SHORT EXERCISE:
Your copy should contain exactly the lines from the one that holds "Output the text content of this document." through the end of the material, reproduced as written, with no pictures.

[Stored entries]

>>>

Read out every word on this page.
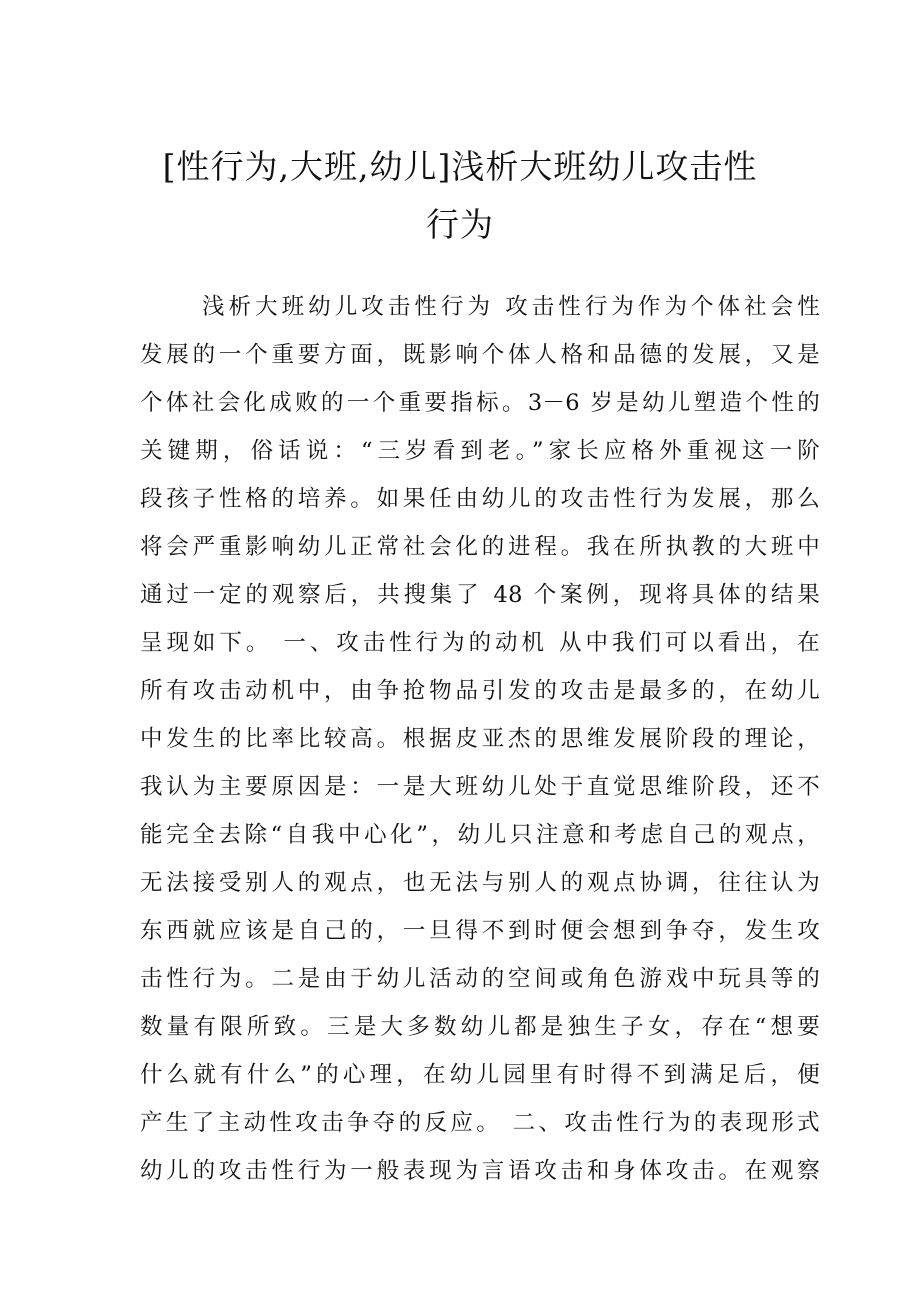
[性行为,大班,幼儿]浅析大班幼儿攻击性
行为
浅析大班幼儿攻击性行为 攻击性行为作为个体社会性
发展的一个重要方面，既影响个体人格和品德的发展，又是
个体社会化成败的一个重要指标。3－6 岁是幼儿塑造个性的
关键期，俗话说：“三岁看到老。”家长应格外重视这一阶
段孩子性格的培养。如果任由幼儿的攻击性行为发展，那么
将会严重影响幼儿正常社会化的进程。我在所执教的大班中
通过一定的观察后，共搜集了 48 个案例，现将具体的结果
呈现如下。 一、攻击性行为的动机 从中我们可以看出，在
所有攻击动机中，由争抢物品引发的攻击是最多的，在幼儿
中发生的比率比较高。根据皮亚杰的思维发展阶段的理论，
我认为主要原因是：一是大班幼儿处于直觉思维阶段，还不
能完全去除“自我中心化”，幼儿只注意和考虑自己的观点，
无法接受别人的观点，也无法与别人的观点协调，往往认为
东西就应该是自己的，一旦得不到时便会想到争夺，发生攻
击性行为。二是由于幼儿活动的空间或角色游戏中玩具等的
数量有限所致。三是大多数幼儿都是独生子女，存在“想要
什么就有什么”的心理，在幼儿园里有时得不到满足后，便
产生了主动性攻击争夺的反应。 二、攻击性行为的表现形式
幼儿的攻击性行为一般表现为言语攻击和身体攻击。在观察
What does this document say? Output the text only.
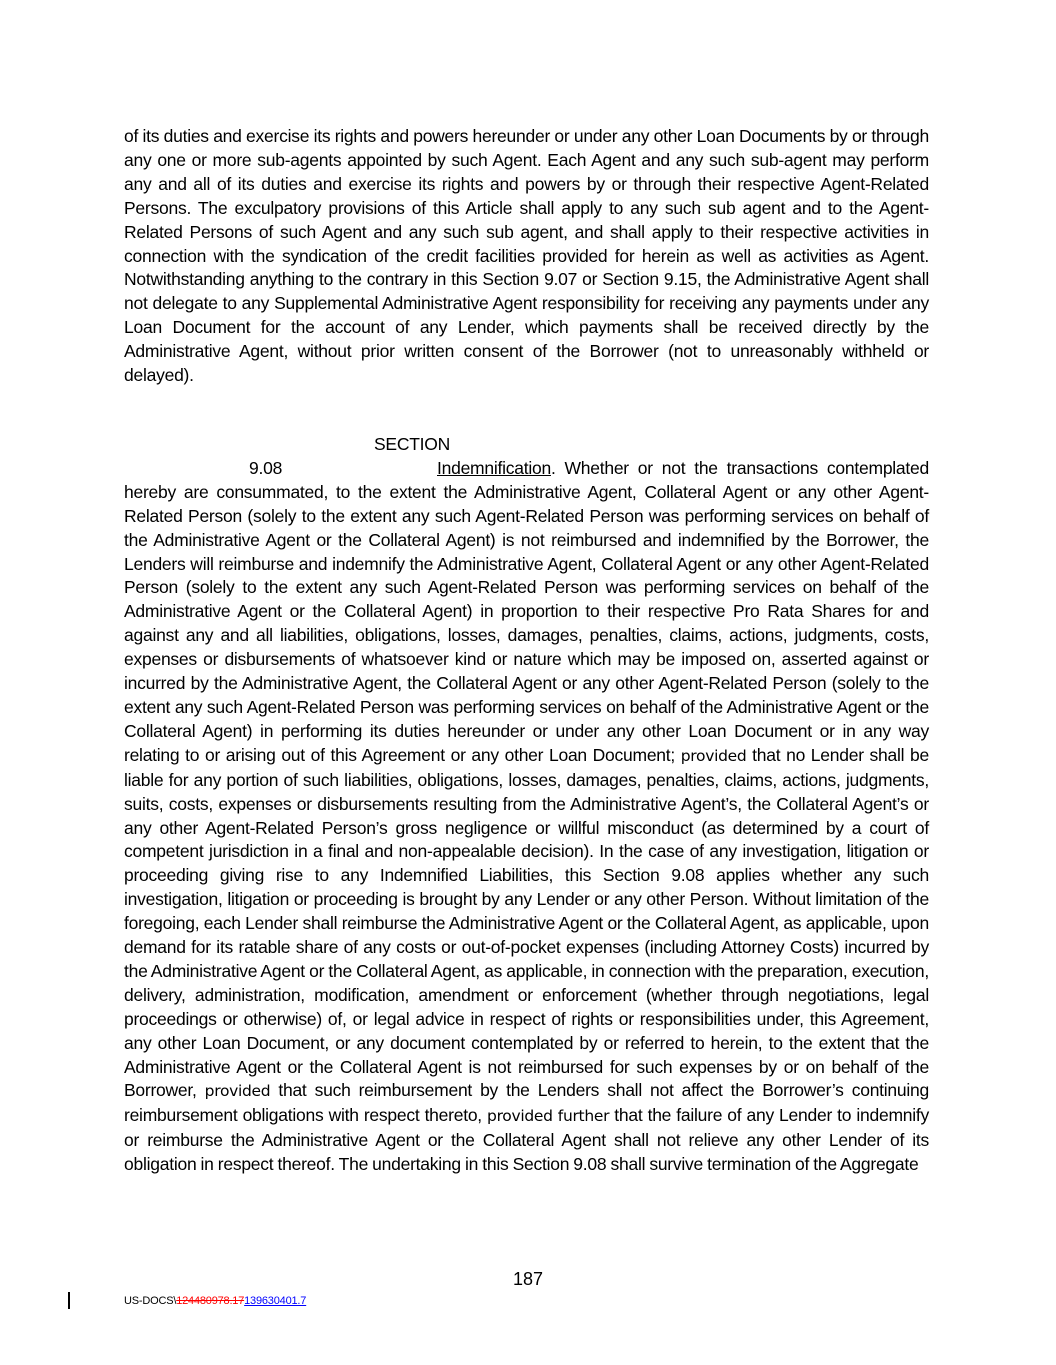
of its duties and exercise its rights and powers hereunder or under any other Loan Documents by or through any one or more sub-agents appointed by such Agent. Each Agent and any such sub-agent may perform any and all of its duties and exercise its rights and powers by or through their respective Agent-Related Persons. The exculpatory provisions of this Article shall apply to any such sub agent and to the Agent-Related Persons of such Agent and any such sub agent, and shall apply to their respective activities in connection with the syndication of the credit facilities provided for herein as well as activities as Agent. Notwithstanding anything to the contrary in this Section 9.07 or Section 9.15, the Administrative Agent shall not delegate to any Supplemental Administrative Agent responsibility for receiving any payments under any Loan Document for the account of any Lender, which payments shall be received directly by the Administrative Agent, without prior written consent of the Borrower (not to unreasonably withheld or delayed).

SECTION 9.08	Indemnification. Whether or not the transactions contemplated hereby are consummated, to the extent the Administrative Agent, Collateral Agent or any other Agent-Related Person (solely to the extent any such Agent-Related Person was performing services on behalf of the Administrative Agent or the Collateral Agent) is not reimbursed and indemnified by the Borrower, the Lenders will reimburse and indemnify the Administrative Agent, Collateral Agent or any other Agent-Related Person (solely to the extent any such Agent-Related Person was performing services on behalf of the Administrative Agent or the Collateral Agent) in proportion to their respective Pro Rata Shares for and against any and all liabilities, obligations, losses, damages, penalties, claims, actions, judgments, costs, expenses or disbursements of whatsoever kind or nature which may be imposed on, asserted against or incurred by the Administrative Agent, the Collateral Agent or any other Agent-Related Person (solely to the extent any such Agent-Related Person was performing services on behalf of the Administrative Agent or the Collateral Agent) in performing its duties hereunder or under any other Loan Document or in any way relating to or arising out of this Agreement or any other Loan Document; provided that no Lender shall be liable for any portion of such liabilities, obligations, losses, damages, penalties, claims, actions, judgments, suits, costs, expenses or disbursements resulting from the Administrative Agent’s, the Collateral Agent’s or any other Agent-Related Person’s gross negligence or willful misconduct (as determined by a court of competent jurisdiction in a final and non-appealable decision). In the case of any investigation, litigation or proceeding giving rise to any Indemnified Liabilities, this Section 9.08 applies whether any such investigation, litigation or proceeding is brought by any Lender or any other Person. Without limitation of the foregoing, each Lender shall reimburse the Administrative Agent or the Collateral Agent, as applicable, upon demand for its ratable share of any costs or out-of-pocket expenses (including Attorney Costs) incurred by the Administrative Agent or the Collateral Agent, as applicable, in connection with the preparation, execution, delivery, administration, modification, amendment or enforcement (whether through negotiations, legal proceedings or otherwise) of, or legal advice in respect of rights or responsibilities under, this Agreement, any other Loan Document, or any document contemplated by or referred to herein, to the extent that the Administrative Agent or the Collateral Agent is not reimbursed for such expenses by or on behalf of the Borrower, provided that such reimbursement by the Lenders shall not affect the Borrower’s continuing reimbursement obligations with respect thereto, provided further that the failure of any Lender to indemnify or reimburse the Administrative Agent or the Collateral Agent shall not relieve any other Lender of its obligation in respect thereof. The undertaking in this Section 9.08 shall survive termination of the Aggregate

187
US-DOCS\124480978.17139630401.7
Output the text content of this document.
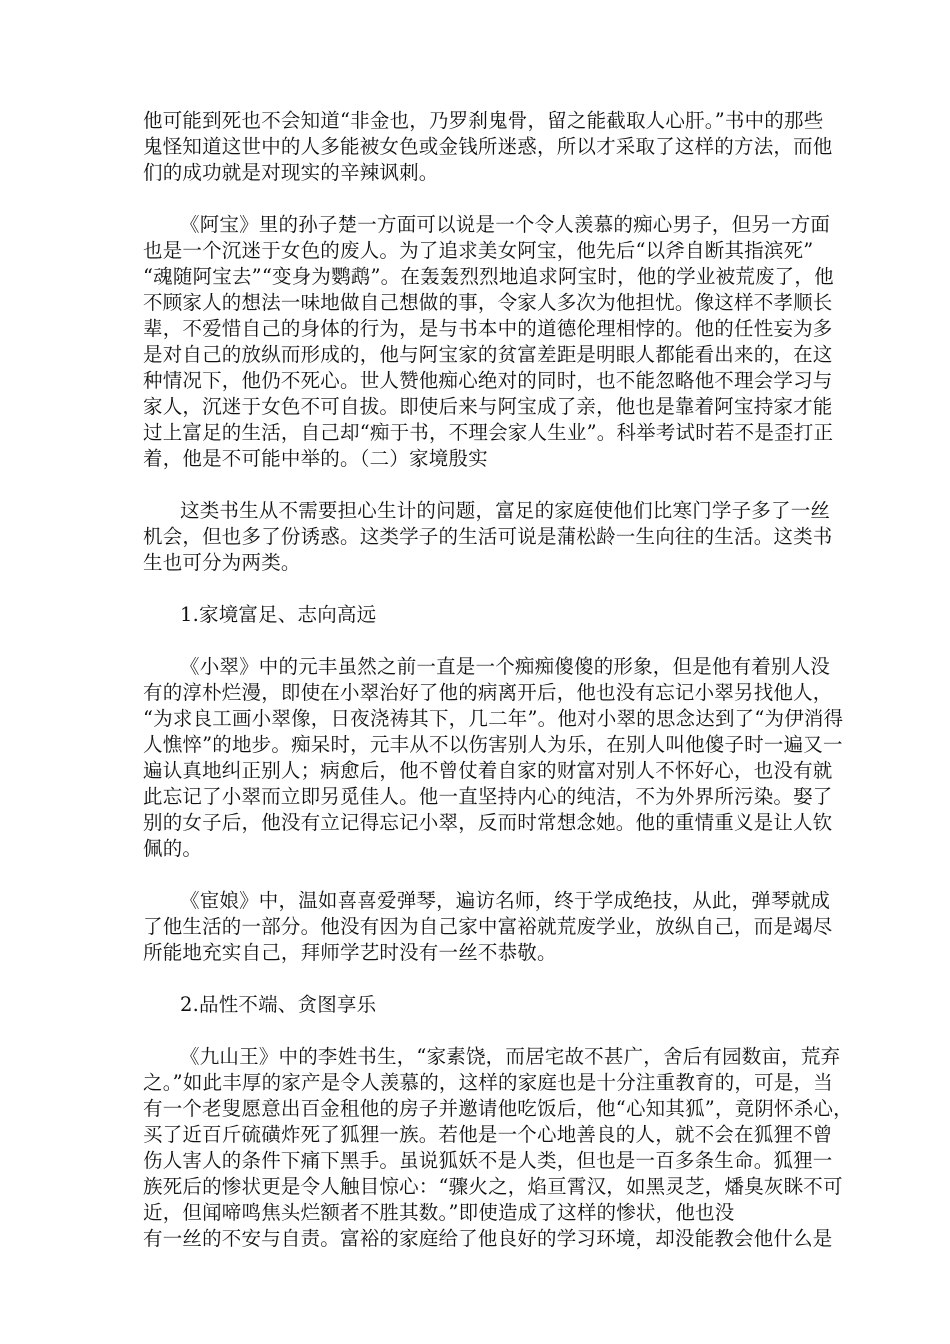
他可能到死也不会知道“非金也，乃罗刹鬼骨，留之能截取人心肝。”书中的那些
鬼怪知道这世中的人多能被女色或金钱所迷惑，所以才采取了这样的方法，而他
们的成功就是对现实的辛辣讽刺。
《阿宝》里的孙子楚一方面可以说是一个令人羡慕的痴心男子，但另一方面
也是一个沉迷于女色的废人。为了追求美女阿宝，他先后“以斧自断其指滨死”
“魂随阿宝去”“变身为鹦鹉”。在轰轰烈烈地追求阿宝时，他的学业被荒废了，他
不顾家人的想法一味地做自己想做的事，令家人多次为他担忧。像这样不孝顺长
辈，不爱惜自己的身体的行为，是与书本中的道德伦理相悖的。他的任性妄为多
是对自己的放纵而形成的，他与阿宝家的贫富差距是明眼人都能看出来的，在这
种情况下，他仍不死心。世人赞他痴心绝对的同时，也不能忽略他不理会学习与
家人，沉迷于女色不可自拔。即使后来与阿宝成了亲，他也是靠着阿宝持家才能
过上富足的生活，自己却“痴于书，不理会家人生业”。科举考试时若不是歪打正
着，他是不可能中举的。（二）家境殷实
这类书生从不需要担心生计的问题，富足的家庭使他们比寒门学子多了一丝
机会，但也多了份诱惑。这类学子的生活可说是蒲松龄一生向往的生活。这类书
生也可分为两类。
1.家境富足、志向高远
《小翠》中的元丰虽然之前一直是一个痴痴傻傻的形象，但是他有着别人没
有的淳朴烂漫，即使在小翠治好了他的病离开后，他也没有忘记小翠另找他人，
“为求良工画小翠像，日夜浇祷其下，几二年”。他对小翠的思念达到了“为伊消得
人憔悴”的地步。痴呆时，元丰从不以伤害别人为乐，在别人叫他傻子时一遍又一
遍认真地纠正别人；病愈后，他不曾仗着自家的财富对别人不怀好心，也没有就
此忘记了小翠而立即另觅佳人。他一直坚持内心的纯洁，不为外界所污染。娶了
别的女子后，他没有立记得忘记小翠，反而时常想念她。他的重情重义是让人钦
佩的。
《宦娘》中，温如喜喜爱弹琴，遍访名师，终于学成绝技，从此，弹琴就成
了他生活的一部分。他没有因为自己家中富裕就荒废学业，放纵自己，而是竭尽
所能地充实自己，拜师学艺时没有一丝不恭敬。
2.品性不端、贪图享乐
《九山王》中的李姓书生，“家素饶，而居宅故不甚广，舍后有园数亩，荒弃
之。”如此丰厚的家产是令人羡慕的，这样的家庭也是十分注重教育的，可是，当
有一个老叟愿意出百金租他的房子并邀请他吃饭后，他“心知其狐”，竟阴怀杀心，
买了近百斤硫磺炸死了狐狸一族。若他是一个心地善良的人，就不会在狐狸不曾
伤人害人的条件下痛下黑手。虽说狐妖不是人类，但也是一百多条生命。狐狸一
族死后的惨状更是令人触目惊心：“骤火之，焰亘霄汉，如黑灵芝，燔臭灰眯不可
近，但闻啼鸣焦头烂额者不胜其数。”即使造成了这样的惨状，他也没
有一丝的不安与自责。富裕的家庭给了他良好的学习环境，却没能教会他什么是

<<<

RESULT:
Output the text content of this document.
他可能到死也不会知道“非金也，乃罗刹鬼骨，留之能截取人心肝。”书中的那些
鬼怪知道这世中的人多能被女色或金钱所迷惑，所以才采取了这样的方法，而他
们的成功就是对现实的辛辣讽刺。
《阿宝》里的孙子楚一方面可以说是一个令人羡慕的痴心男子，但另一方面
也是一个沉迷于女色的废人。为了追求美女阿宝，他先后“以斧自断其指滨死”
“魂随阿宝去”“变身为鹦鹉”。在轰轰烈烈地追求阿宝时，他的学业被荒废了，他
不顾家人的想法一味地做自己想做的事，令家人多次为他担忧。像这样不孝顺长
辈，不爱惜自己的身体的行为，是与书本中的道德伦理相悖的。他的任性妄为多
是对自己的放纵而形成的，他与阿宝家的贫富差距是明眼人都能看出来的，在这
种情况下，他仍不死心。世人赞他痴心绝对的同时，也不能忽略他不理会学习与
家人，沉迷于女色不可自拔。即使后来与阿宝成了亲，他也是靠着阿宝持家才能
过上富足的生活，自己却“痴于书，不理会家人生业”。科举考试时若不是歪打正
着，他是不可能中举的。（二）家境殷实
这类书生从不需要担心生计的问题，富足的家庭使他们比寒门学子多了一丝
机会，但也多了份诱惑。这类学子的生活可说是蒲松龄一生向往的生活。这类书
生也可分为两类。
1.家境富足、志向高远
《小翠》中的元丰虽然之前一直是一个痴痴傻傻的形象，但是他有着别人没
有的淳朴烂漫，即使在小翠治好了他的病离开后，他也没有忘记小翠另找他人，
“为求良工画小翠像，日夜浇祷其下，几二年”。他对小翠的思念达到了“为伊消得
人憔悴”的地步。痴呆时，元丰从不以伤害别人为乐，在别人叫他傻子时一遍又一
遍认真地纠正别人；病愈后，他不曾仗着自家的财富对别人不怀好心，也没有就
此忘记了小翠而立即另觅佳人。他一直坚持内心的纯洁，不为外界所污染。娶了
别的女子后，他没有立记得忘记小翠，反而时常想念她。他的重情重义是让人钦
佩的。
《宦娘》中，温如喜喜爱弹琴，遍访名师，终于学成绝技，从此，弹琴就成
了他生活的一部分。他没有因为自己家中富裕就荒废学业，放纵自己，而是竭尽
所能地充实自己，拜师学艺时没有一丝不恭敬。
2.品性不端、贪图享乐
《九山王》中的李姓书生，“家素饶，而居宅故不甚广，舍后有园数亩，荒弃
之。”如此丰厚的家产是令人羡慕的，这样的家庭也是十分注重教育的，可是，当
有一个老叟愿意出百金租他的房子并邀请他吃饭后，他“心知其狐”，竟阴怀杀心，
买了近百斤硫磺炸死了狐狸一族。若他是一个心地善良的人，就不会在狐狸不曾
伤人害人的条件下痛下黑手。虽说狐妖不是人类，但也是一百多条生命。狐狸一
族死后的惨状更是令人触目惊心：“骤火之，焰亘霄汉，如黑灵芝，燔臭灰眯不可
近，但闻啼鸣焦头烂额者不胜其数。”即使造成了这样的惨状，他也没
有一丝的不安与自责。富裕的家庭给了他良好的学习环境，却没能教会他什么是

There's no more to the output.